## Data to use

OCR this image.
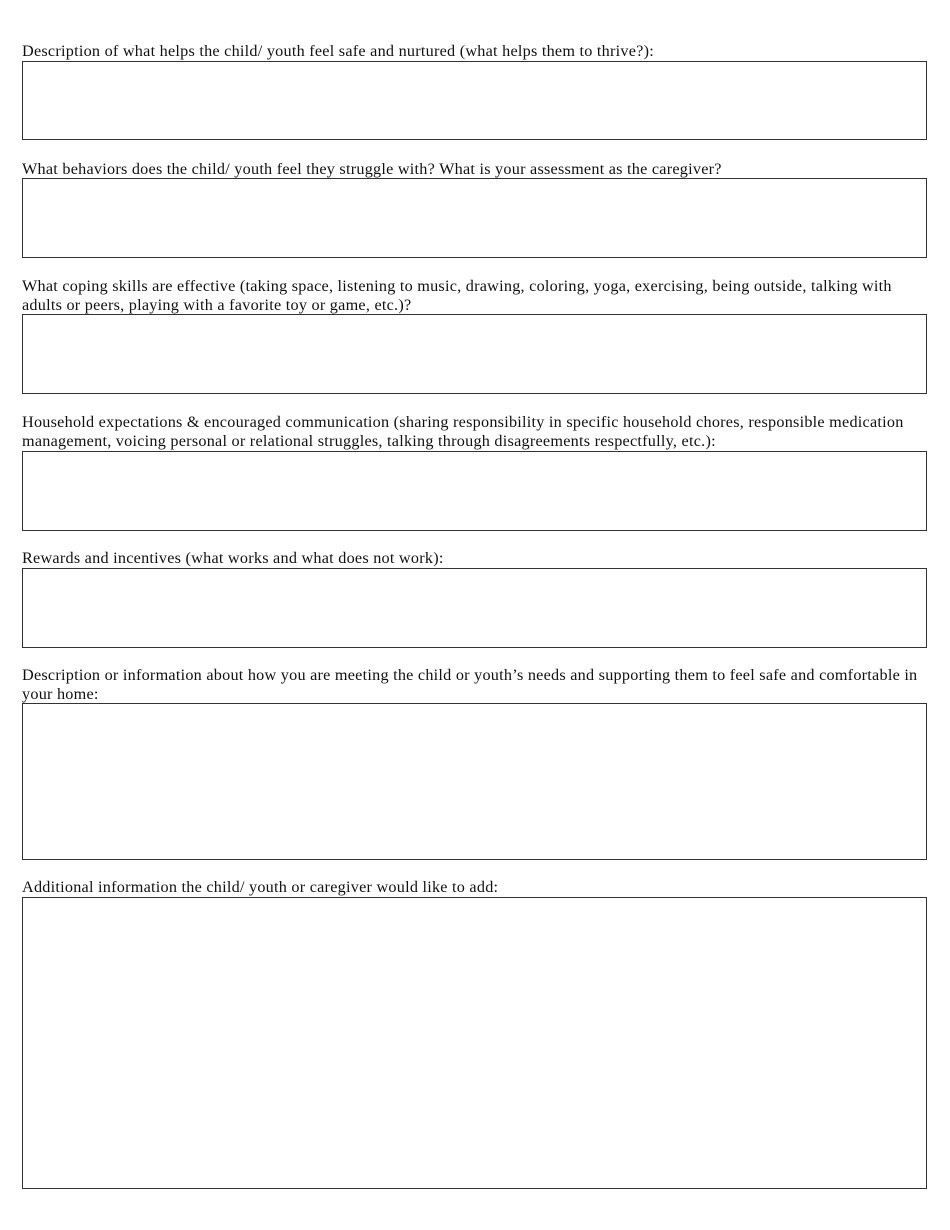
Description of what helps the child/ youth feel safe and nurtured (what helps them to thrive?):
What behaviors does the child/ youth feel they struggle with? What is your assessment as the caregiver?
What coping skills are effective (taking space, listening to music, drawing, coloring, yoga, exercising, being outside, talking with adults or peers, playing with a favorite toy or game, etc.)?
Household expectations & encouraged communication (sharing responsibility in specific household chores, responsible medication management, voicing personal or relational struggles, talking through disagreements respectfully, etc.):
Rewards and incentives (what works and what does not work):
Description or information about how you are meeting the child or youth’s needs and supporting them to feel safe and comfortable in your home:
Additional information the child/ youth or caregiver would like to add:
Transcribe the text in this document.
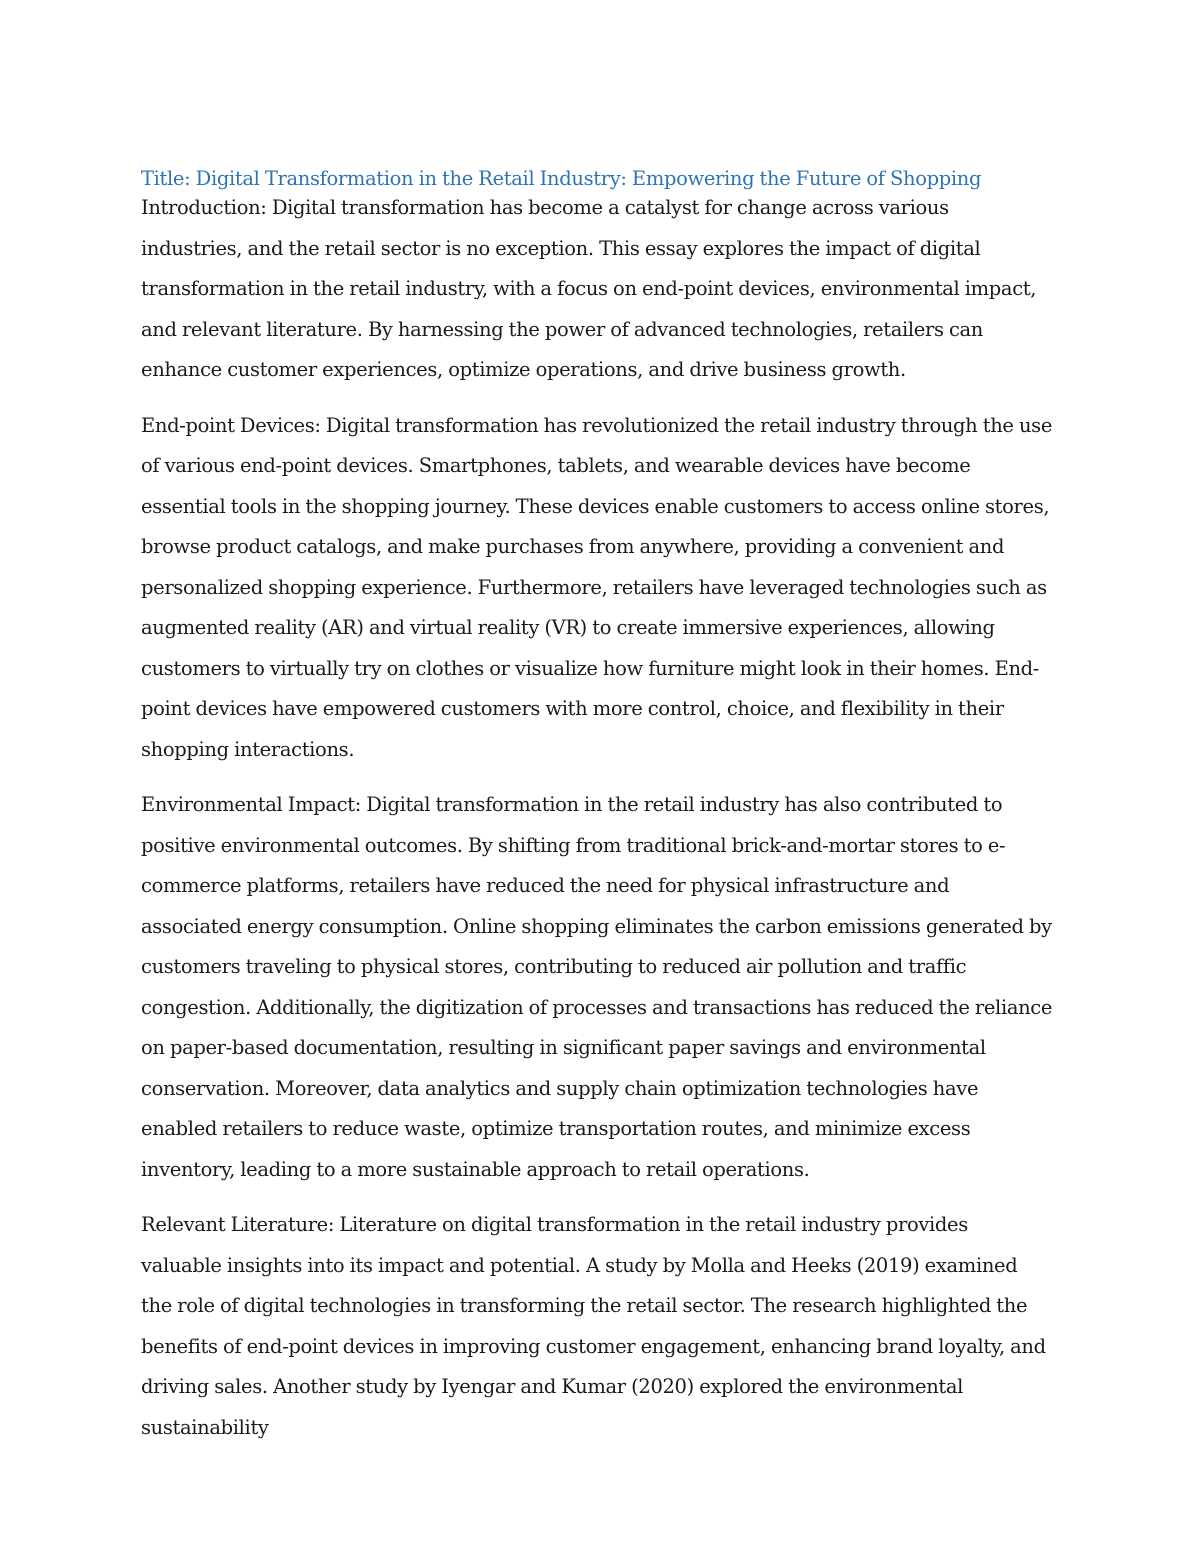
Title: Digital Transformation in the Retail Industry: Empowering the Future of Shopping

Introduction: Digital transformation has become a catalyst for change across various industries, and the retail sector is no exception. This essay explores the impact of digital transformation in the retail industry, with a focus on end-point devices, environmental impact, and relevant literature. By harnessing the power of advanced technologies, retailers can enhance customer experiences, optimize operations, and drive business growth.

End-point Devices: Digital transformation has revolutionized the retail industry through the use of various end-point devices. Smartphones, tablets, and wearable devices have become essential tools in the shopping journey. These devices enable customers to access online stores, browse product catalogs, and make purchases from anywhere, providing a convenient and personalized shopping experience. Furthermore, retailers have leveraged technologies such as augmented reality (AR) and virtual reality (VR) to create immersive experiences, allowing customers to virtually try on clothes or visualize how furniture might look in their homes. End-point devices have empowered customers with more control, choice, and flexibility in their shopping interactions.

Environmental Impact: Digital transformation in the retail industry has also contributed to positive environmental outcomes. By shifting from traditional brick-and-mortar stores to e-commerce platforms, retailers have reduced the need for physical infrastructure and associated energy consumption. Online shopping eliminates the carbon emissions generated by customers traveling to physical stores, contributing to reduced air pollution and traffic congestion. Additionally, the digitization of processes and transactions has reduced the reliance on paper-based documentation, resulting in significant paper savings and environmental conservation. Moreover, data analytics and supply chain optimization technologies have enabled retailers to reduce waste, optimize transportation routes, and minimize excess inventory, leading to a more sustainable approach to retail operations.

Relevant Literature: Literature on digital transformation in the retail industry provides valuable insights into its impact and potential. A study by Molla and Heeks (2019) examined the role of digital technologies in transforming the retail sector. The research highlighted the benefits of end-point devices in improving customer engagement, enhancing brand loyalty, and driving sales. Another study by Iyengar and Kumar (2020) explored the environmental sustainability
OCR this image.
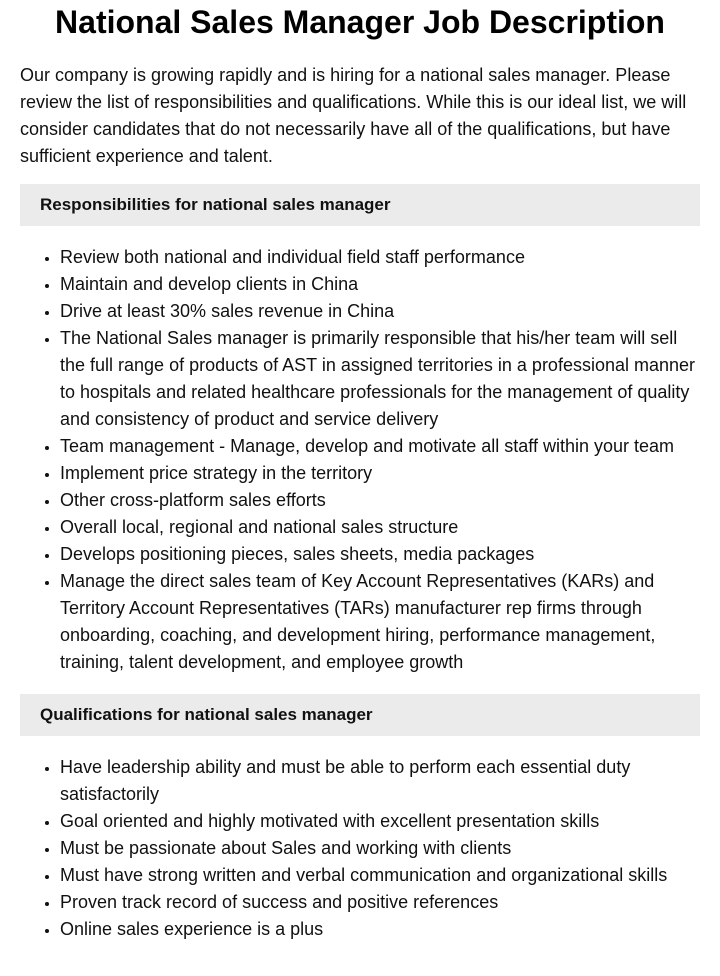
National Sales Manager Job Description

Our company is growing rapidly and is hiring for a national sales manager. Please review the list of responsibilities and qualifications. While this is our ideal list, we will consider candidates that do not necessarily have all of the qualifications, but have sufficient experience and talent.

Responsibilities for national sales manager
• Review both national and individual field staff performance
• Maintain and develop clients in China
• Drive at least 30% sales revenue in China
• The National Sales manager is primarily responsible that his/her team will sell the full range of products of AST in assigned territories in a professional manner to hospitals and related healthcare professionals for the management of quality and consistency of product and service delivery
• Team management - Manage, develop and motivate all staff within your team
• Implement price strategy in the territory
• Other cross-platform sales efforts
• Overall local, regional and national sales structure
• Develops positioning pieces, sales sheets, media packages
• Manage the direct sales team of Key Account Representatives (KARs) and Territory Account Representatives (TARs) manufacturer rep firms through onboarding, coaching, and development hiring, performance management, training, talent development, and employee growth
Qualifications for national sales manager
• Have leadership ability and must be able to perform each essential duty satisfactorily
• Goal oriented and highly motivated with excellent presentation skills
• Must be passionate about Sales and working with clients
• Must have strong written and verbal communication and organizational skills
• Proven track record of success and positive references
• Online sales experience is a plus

## Objective
Omit the pictures. Transcribe every record exactly.

## Output of the exercise
OCR this image.
Description of what helps the child/ youth feel safe and nurtured (what helps them to thrive?):
What behaviors does the child/ youth feel they struggle with? What is your assessment as the caregiver?
What coping skills are effective (taking space, listening to music, drawing, coloring, yoga, exercising, being outside, talking with adults or peers, playing with a favorite toy or game, etc.)?
Household expectations & encouraged communication (sharing responsibility in specific household chores, responsible medication management, voicing personal or relational struggles, talking through disagreements respectfully, etc.):
Rewards and incentives (what works and what does not work):
Description or information about how you are meeting the child or youth’s needs and supporting them to feel safe and comfortable in your home:
Additional information the child/ youth or caregiver would like to add:
Transcribe the text in this document.
Title: Digital Transformation in the Retail Industry: Empowering the Future of Shopping

Introduction: Digital transformation has become a catalyst for change across various industries, and the retail sector is no exception. This essay explores the impact of digital transformation in the retail industry, with a focus on end-point devices, environmental impact, and relevant literature. By harnessing the power of advanced technologies, retailers can enhance customer experiences, optimize operations, and drive business growth.

End-point Devices: Digital transformation has revolutionized the retail industry through the use of various end-point devices. Smartphones, tablets, and wearable devices have become essential tools in the shopping journey. These devices enable customers to access online stores, browse product catalogs, and make purchases from anywhere, providing a convenient and personalized shopping experience. Furthermore, retailers have leveraged technologies such as augmented reality (AR) and virtual reality (VR) to create immersive experiences, allowing customers to virtually try on clothes or visualize how furniture might look in their homes. End-point devices have empowered customers with more control, choice, and flexibility in their shopping interactions.

Environmental Impact: Digital transformation in the retail industry has also contributed to positive environmental outcomes. By shifting from traditional brick-and-mortar stores to e-commerce platforms, retailers have reduced the need for physical infrastructure and associated energy consumption. Online shopping eliminates the carbon emissions generated by customers traveling to physical stores, contributing to reduced air pollution and traffic congestion. Additionally, the digitization of processes and transactions has reduced the reliance on paper-based documentation, resulting in significant paper savings and environmental conservation. Moreover, data analytics and supply chain optimization technologies have enabled retailers to reduce waste, optimize transportation routes, and minimize excess inventory, leading to a more sustainable approach to retail operations.

Relevant Literature: Literature on digital transformation in the retail industry provides valuable insights into its impact and potential. A study by Molla and Heeks (2019) examined the role of digital technologies in transforming the retail sector. The research highlighted the benefits of end-point devices in improving customer engagement, enhancing brand loyalty, and driving sales. Another study by Iyengar and Kumar (2020) explored the environmental sustainability
OCR this image.
National Sales Manager Job Description

Our company is growing rapidly and is hiring for a national sales manager. Please review the list of responsibilities and qualifications. While this is our ideal list, we will consider candidates that do not necessarily have all of the qualifications, but have sufficient experience and talent.

Responsibilities for national sales manager
• Review both national and individual field staff performance
• Maintain and develop clients in China
• Drive at least 30% sales revenue in China
• The National Sales manager is primarily responsible that his/her team will sell the full range of products of AST in assigned territories in a professional manner to hospitals and related healthcare professionals for the management of quality and consistency of product and service delivery
• Team management - Manage, develop and motivate all staff within your team
• Implement price strategy in the territory
• Other cross-platform sales efforts
• Overall local, regional and national sales structure
• Develops positioning pieces, sales sheets, media packages
• Manage the direct sales team of Key Account Representatives (KARs) and Territory Account Representatives (TARs) manufacturer rep firms through onboarding, coaching, and development hiring, performance management, training, talent development, and employee growth
Qualifications for national sales manager
• Have leadership ability and must be able to perform each essential duty satisfactorily
• Goal oriented and highly motivated with excellent presentation skills
• Must be passionate about Sales and working with clients
• Must have strong written and verbal communication and organizational skills
• Proven track record of success and positive references
• Online sales experience is a plus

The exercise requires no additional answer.